Saved data entries:
-------

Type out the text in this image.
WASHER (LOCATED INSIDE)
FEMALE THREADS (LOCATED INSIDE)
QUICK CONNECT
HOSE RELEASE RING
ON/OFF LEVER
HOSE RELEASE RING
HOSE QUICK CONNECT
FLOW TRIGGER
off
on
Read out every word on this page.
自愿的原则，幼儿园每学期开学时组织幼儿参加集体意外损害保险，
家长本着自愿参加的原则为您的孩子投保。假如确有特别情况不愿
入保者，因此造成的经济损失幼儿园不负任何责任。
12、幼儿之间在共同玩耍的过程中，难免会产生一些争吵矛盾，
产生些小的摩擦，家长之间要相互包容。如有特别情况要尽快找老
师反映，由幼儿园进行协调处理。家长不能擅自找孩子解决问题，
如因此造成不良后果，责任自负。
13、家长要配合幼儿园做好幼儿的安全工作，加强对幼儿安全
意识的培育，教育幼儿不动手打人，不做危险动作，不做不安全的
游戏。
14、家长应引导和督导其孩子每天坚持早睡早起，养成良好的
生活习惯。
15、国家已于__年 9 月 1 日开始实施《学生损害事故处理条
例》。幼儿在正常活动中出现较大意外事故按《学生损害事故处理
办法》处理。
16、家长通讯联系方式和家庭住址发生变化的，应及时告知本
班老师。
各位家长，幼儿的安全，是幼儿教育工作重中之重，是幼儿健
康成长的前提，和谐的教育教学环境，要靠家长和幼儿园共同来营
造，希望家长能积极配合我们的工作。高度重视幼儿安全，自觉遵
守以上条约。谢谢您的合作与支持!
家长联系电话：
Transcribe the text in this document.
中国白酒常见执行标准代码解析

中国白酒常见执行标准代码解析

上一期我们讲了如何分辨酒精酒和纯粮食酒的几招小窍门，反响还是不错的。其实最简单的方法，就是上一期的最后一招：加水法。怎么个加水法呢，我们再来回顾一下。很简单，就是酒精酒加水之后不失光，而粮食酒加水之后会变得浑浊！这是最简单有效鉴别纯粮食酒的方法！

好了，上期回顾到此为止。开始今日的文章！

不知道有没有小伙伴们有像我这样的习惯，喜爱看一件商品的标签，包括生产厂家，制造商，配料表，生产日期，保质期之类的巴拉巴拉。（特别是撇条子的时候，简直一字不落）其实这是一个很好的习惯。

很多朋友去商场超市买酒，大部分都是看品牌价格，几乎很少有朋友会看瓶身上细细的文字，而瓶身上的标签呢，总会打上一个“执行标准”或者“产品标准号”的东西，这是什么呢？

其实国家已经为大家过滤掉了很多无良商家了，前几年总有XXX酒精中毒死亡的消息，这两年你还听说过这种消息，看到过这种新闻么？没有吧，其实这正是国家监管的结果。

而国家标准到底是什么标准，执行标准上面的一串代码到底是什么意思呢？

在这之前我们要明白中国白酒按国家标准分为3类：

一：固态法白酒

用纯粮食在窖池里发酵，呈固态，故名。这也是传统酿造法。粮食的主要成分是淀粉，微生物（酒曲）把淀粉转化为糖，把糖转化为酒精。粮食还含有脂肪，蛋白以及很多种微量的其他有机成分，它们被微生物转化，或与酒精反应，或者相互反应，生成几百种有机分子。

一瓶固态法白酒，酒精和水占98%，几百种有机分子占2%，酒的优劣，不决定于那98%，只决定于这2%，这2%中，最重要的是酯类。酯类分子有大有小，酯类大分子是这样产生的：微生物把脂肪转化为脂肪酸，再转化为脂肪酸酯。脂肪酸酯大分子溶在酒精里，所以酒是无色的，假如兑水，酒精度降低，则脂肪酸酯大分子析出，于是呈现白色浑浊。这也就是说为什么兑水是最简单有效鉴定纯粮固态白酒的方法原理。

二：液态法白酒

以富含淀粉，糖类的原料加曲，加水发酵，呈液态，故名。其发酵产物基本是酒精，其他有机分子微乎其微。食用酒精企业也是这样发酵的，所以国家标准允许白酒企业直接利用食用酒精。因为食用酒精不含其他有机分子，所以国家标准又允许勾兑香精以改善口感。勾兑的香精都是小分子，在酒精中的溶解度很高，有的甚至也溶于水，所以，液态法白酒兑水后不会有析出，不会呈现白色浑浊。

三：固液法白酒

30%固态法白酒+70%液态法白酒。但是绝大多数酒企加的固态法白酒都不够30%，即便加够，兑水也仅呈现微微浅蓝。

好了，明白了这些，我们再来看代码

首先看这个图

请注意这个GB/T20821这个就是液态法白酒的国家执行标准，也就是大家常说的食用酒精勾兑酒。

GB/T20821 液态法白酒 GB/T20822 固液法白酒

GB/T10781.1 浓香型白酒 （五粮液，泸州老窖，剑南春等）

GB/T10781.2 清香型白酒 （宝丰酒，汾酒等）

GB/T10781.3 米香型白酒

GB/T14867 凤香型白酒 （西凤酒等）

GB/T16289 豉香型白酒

-------

Copy only this span: the line that contains "Read out every word on this page.", the last line, and every line between them.

Answer:
Read out every word on this page.
自愿的原则，幼儿园每学期开学时组织幼儿参加集体意外损害保险，
家长本着自愿参加的原则为您的孩子投保。假如确有特别情况不愿
入保者，因此造成的经济损失幼儿园不负任何责任。
12、幼儿之间在共同玩耍的过程中，难免会产生一些争吵矛盾，
产生些小的摩擦，家长之间要相互包容。如有特别情况要尽快找老
师反映，由幼儿园进行协调处理。家长不能擅自找孩子解决问题，
如因此造成不良后果，责任自负。
13、家长要配合幼儿园做好幼儿的安全工作，加强对幼儿安全
意识的培育，教育幼儿不动手打人，不做危险动作，不做不安全的
游戏。
14、家长应引导和督导其孩子每天坚持早睡早起，养成良好的
生活习惯。
15、国家已于__年 9 月 1 日开始实施《学生损害事故处理条
例》。幼儿在正常活动中出现较大意外事故按《学生损害事故处理
办法》处理。
16、家长通讯联系方式和家庭住址发生变化的，应及时告知本
班老师。
各位家长，幼儿的安全，是幼儿教育工作重中之重，是幼儿健
康成长的前提，和谐的教育教学环境，要靠家长和幼儿园共同来营
造，希望家长能积极配合我们的工作。高度重视幼儿安全，自觉遵
守以上条约。谢谢您的合作与支持!
家长联系电话：
Transcribe the text in this document.
中国白酒常见执行标准代码解析

中国白酒常见执行标准代码解析

上一期我们讲了如何分辨酒精酒和纯粮食酒的几招小窍门，反响还是不错的。其实最简单的方法，就是上一期的最后一招：加水法。怎么个加水法呢，我们再来回顾一下。很简单，就是酒精酒加水之后不失光，而粮食酒加水之后会变得浑浊！这是最简单有效鉴别纯粮食酒的方法！

好了，上期回顾到此为止。开始今日的文章！

不知道有没有小伙伴们有像我这样的习惯，喜爱看一件商品的标签，包括生产厂家，制造商，配料表，生产日期，保质期之类的巴拉巴拉。（特别是撇条子的时候，简直一字不落）其实这是一个很好的习惯。

很多朋友去商场超市买酒，大部分都是看品牌价格，几乎很少有朋友会看瓶身上细细的文字，而瓶身上的标签呢，总会打上一个“执行标准”或者“产品标准号”的东西，这是什么呢？

其实国家已经为大家过滤掉了很多无良商家了，前几年总有XXX酒精中毒死亡的消息，这两年你还听说过这种消息，看到过这种新闻么？没有吧，其实这正是国家监管的结果。

而国家标准到底是什么标准，执行标准上面的一串代码到底是什么意思呢？

在这之前我们要明白中国白酒按国家标准分为3类：

一：固态法白酒

用纯粮食在窖池里发酵，呈固态，故名。这也是传统酿造法。粮食的主要成分是淀粉，微生物（酒曲）把淀粉转化为糖，把糖转化为酒精。粮食还含有脂肪，蛋白以及很多种微量的其他有机成分，它们被微生物转化，或与酒精反应，或者相互反应，生成几百种有机分子。

一瓶固态法白酒，酒精和水占98%，几百种有机分子占2%，酒的优劣，不决定于那98%，只决定于这2%，这2%中，最重要的是酯类。酯类分子有大有小，酯类大分子是这样产生的：微生物把脂肪转化为脂肪酸，再转化为脂肪酸酯。脂肪酸酯大分子溶在酒精里，所以酒是无色的，假如兑水，酒精度降低，则脂肪酸酯大分子析出，于是呈现白色浑浊。这也就是说为什么兑水是最简单有效鉴定纯粮固态白酒的方法原理。

二：液态法白酒

以富含淀粉，糖类的原料加曲，加水发酵，呈液态，故名。其发酵产物基本是酒精，其他有机分子微乎其微。食用酒精企业也是这样发酵的，所以国家标准允许白酒企业直接利用食用酒精。因为食用酒精不含其他有机分子，所以国家标准又允许勾兑香精以改善口感。勾兑的香精都是小分子，在酒精中的溶解度很高，有的甚至也溶于水，所以，液态法白酒兑水后不会有析出，不会呈现白色浑浊。

三：固液法白酒

30%固态法白酒+70%液态法白酒。但是绝大多数酒企加的固态法白酒都不够30%，即便加够，兑水也仅呈现微微浅蓝。

好了，明白了这些，我们再来看代码

首先看这个图

请注意这个GB/T20821这个就是液态法白酒的国家执行标准，也就是大家常说的食用酒精勾兑酒。

GB/T20821 液态法白酒 GB/T20822 固液法白酒

GB/T10781.1 浓香型白酒 （五粮液，泸州老窖，剑南春等）

GB/T10781.2 清香型白酒 （宝丰酒，汾酒等）

GB/T10781.3 米香型白酒

GB/T14867 凤香型白酒 （西凤酒等）

GB/T16289 豉香型白酒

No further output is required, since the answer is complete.